►

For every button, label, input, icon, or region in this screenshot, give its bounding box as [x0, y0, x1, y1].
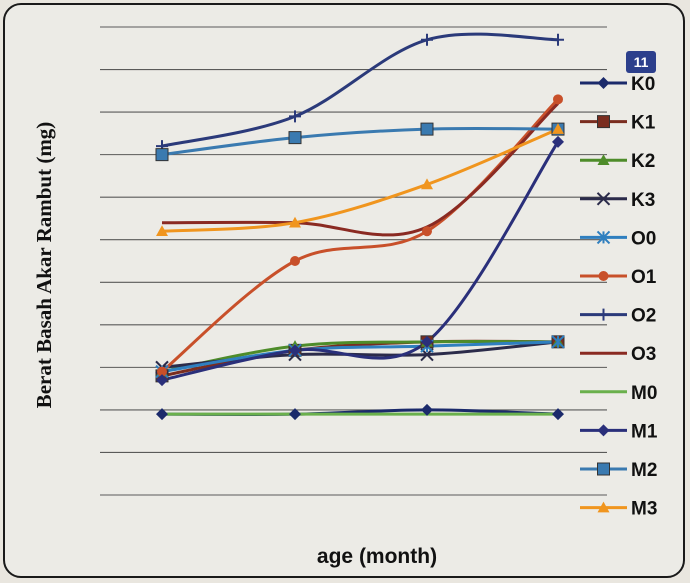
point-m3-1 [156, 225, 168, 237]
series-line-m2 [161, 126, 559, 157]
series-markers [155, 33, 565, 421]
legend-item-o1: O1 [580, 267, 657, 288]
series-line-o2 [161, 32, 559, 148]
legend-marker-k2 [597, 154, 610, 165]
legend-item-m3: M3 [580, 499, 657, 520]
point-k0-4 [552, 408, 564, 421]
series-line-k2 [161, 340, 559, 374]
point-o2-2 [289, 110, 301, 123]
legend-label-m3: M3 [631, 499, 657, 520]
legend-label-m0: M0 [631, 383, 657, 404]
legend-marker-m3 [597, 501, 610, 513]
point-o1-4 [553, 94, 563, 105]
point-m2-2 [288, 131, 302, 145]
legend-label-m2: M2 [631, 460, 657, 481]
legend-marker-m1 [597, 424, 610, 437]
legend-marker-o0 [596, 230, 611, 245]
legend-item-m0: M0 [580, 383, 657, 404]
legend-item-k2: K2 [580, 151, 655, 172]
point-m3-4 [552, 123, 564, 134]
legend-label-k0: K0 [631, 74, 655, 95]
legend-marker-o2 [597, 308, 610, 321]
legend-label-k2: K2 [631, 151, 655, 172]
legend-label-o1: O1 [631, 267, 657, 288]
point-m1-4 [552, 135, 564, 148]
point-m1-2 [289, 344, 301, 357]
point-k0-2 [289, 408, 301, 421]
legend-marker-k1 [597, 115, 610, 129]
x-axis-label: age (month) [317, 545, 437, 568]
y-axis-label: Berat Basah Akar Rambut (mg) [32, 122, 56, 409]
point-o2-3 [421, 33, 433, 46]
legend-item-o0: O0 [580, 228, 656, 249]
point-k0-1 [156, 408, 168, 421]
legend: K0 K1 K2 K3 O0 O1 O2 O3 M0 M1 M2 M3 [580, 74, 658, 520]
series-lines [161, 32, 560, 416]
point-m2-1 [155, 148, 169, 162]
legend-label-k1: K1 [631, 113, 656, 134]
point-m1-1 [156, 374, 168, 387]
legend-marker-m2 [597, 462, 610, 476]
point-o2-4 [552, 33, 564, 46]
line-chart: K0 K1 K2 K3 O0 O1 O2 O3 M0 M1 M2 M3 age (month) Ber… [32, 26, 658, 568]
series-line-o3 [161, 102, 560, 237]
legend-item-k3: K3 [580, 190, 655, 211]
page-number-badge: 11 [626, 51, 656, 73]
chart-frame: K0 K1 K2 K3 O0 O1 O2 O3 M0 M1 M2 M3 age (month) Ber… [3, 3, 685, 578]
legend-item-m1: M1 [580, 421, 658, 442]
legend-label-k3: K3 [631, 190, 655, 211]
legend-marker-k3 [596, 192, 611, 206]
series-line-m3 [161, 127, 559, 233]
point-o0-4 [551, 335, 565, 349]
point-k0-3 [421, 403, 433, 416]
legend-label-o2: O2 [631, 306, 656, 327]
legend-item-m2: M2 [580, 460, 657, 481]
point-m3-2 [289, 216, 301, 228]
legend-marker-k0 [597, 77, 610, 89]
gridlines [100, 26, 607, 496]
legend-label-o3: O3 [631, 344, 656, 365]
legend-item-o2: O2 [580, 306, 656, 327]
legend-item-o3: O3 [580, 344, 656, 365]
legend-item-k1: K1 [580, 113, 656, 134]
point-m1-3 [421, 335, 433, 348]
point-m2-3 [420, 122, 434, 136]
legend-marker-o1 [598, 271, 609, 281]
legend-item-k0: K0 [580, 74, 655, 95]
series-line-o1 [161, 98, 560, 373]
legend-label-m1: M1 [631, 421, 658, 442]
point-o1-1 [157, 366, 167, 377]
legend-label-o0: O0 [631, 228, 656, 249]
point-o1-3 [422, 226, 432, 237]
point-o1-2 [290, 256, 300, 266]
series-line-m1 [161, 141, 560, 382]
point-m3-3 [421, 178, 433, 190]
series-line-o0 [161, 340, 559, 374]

◄
►

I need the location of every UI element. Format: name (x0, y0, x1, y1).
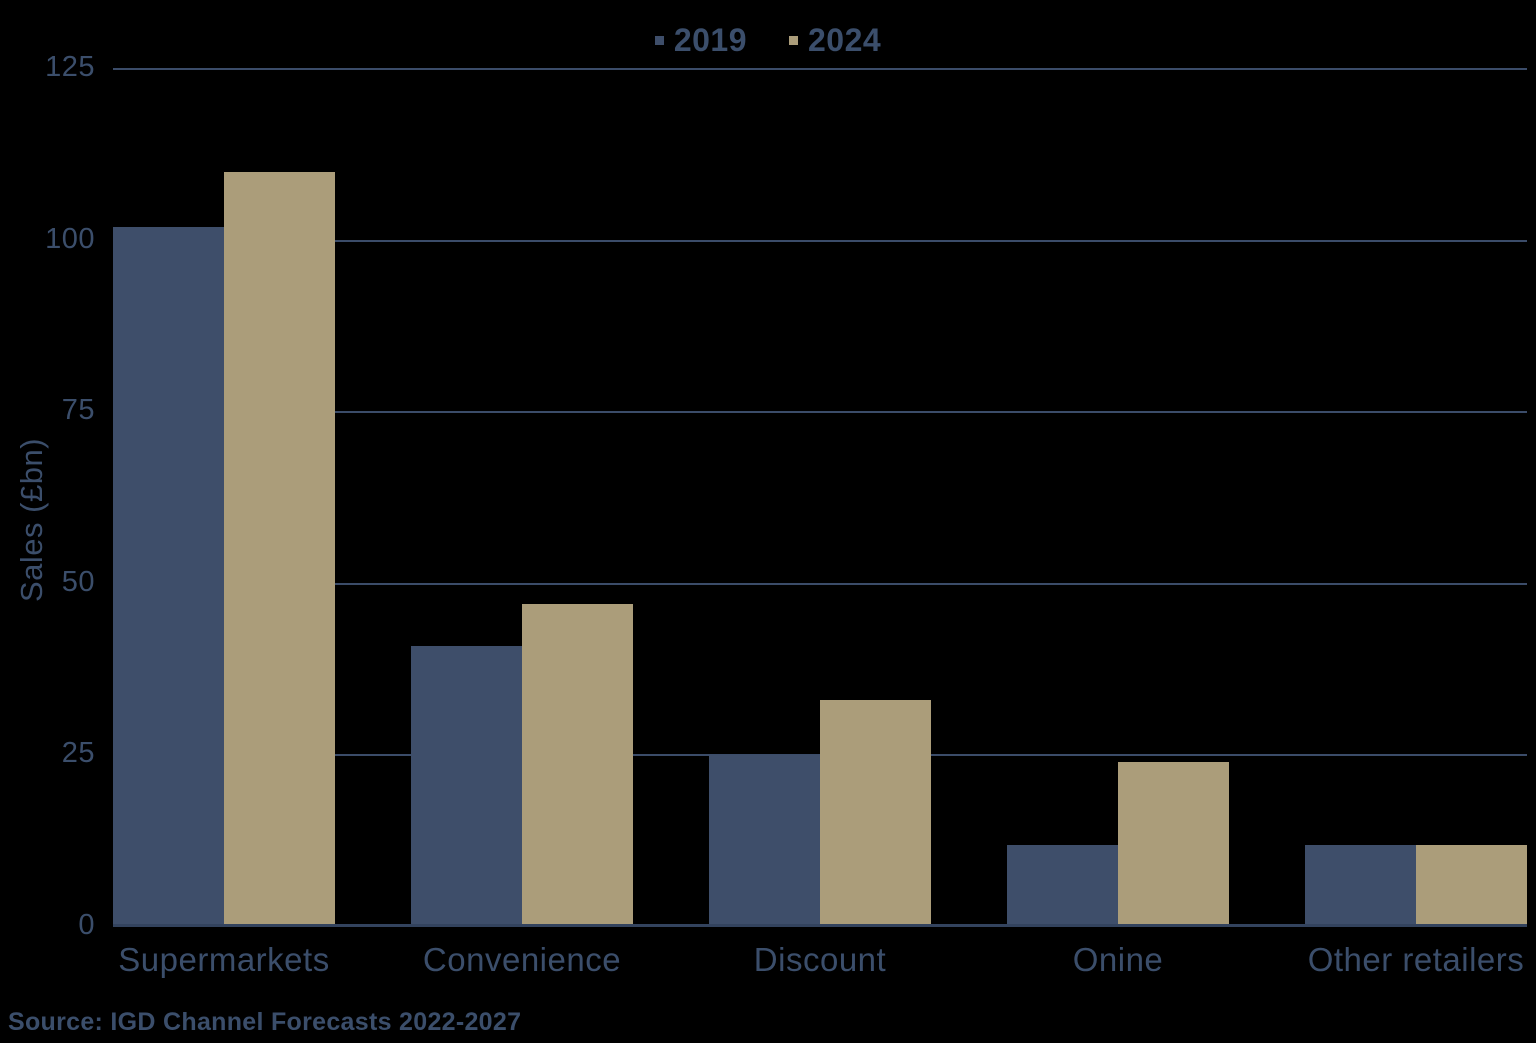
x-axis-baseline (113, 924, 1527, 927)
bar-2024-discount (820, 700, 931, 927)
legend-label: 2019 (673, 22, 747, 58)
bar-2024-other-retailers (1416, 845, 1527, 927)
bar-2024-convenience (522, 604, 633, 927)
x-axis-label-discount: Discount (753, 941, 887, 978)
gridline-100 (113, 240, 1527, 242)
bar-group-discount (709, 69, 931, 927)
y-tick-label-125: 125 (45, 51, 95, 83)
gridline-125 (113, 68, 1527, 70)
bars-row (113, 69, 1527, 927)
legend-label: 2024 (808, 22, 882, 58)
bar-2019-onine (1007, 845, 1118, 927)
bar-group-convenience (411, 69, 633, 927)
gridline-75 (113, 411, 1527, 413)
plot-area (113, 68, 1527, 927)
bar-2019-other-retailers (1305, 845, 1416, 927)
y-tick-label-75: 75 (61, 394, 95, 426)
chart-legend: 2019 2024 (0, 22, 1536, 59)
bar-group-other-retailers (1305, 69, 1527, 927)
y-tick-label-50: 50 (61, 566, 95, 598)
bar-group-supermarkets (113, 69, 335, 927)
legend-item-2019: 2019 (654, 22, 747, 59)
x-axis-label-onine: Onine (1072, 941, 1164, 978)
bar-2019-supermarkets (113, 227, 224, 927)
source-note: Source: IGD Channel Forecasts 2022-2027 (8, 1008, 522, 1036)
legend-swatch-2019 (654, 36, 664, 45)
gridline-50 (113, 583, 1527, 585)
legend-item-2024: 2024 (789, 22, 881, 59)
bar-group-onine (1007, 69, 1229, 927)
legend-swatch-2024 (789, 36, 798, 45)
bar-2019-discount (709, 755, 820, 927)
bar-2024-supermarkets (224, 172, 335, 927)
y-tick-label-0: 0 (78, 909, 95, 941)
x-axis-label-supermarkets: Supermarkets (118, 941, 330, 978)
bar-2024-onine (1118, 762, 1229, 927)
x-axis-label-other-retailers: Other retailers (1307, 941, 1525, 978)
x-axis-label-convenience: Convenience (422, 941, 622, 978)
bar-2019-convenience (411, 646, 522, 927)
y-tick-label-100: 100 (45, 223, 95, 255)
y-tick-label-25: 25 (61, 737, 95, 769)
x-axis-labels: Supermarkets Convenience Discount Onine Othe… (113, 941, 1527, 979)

◄

- TASK INSTRUCTIONS -
Copy out everything from the line containing "point-m3-1 [156, 225, 168, 237]" down to the line containing "legend-label-o1: O1 [631, 267, 657, 288]", renaming "legend-marker" to "legend-swatch" and keeping all else unchanged.

- RESULT OF THIS EXERCISE -
point-m3-1 [156, 225, 168, 237]
series-line-m2 [161, 126, 559, 157]
series-markers [155, 33, 565, 421]
legend-item-o1: O1 [580, 267, 657, 288]
series-line-o2 [161, 32, 559, 148]
legend-swatch-k2 [597, 154, 610, 165]
legend-item-m3: M3 [580, 499, 657, 520]
point-k0-4 [552, 408, 564, 421]
series-line-k2 [161, 340, 559, 374]
point-o2-2 [289, 110, 301, 123]
legend-label-m3: M3 [631, 499, 657, 520]
legend-label-m0: M0 [631, 383, 657, 404]
legend-swatch-m3 [597, 501, 610, 513]
point-o1-4 [553, 94, 563, 105]
point-m2-2 [288, 131, 302, 145]
legend-label-m2: M2 [631, 460, 657, 481]
legend-swatch-m1 [597, 424, 610, 437]
legend-swatch-o0 [596, 230, 611, 245]
legend-item-m0: M0 [580, 383, 657, 404]
legend-item-k2: K2 [580, 151, 655, 172]
point-m3-4 [552, 123, 564, 134]
legend-label-k0: K0 [631, 74, 655, 95]
legend-swatch-o2 [597, 308, 610, 321]
legend-label-k2: K2 [631, 151, 655, 172]
legend-label-o1: O1 [631, 267, 657, 288]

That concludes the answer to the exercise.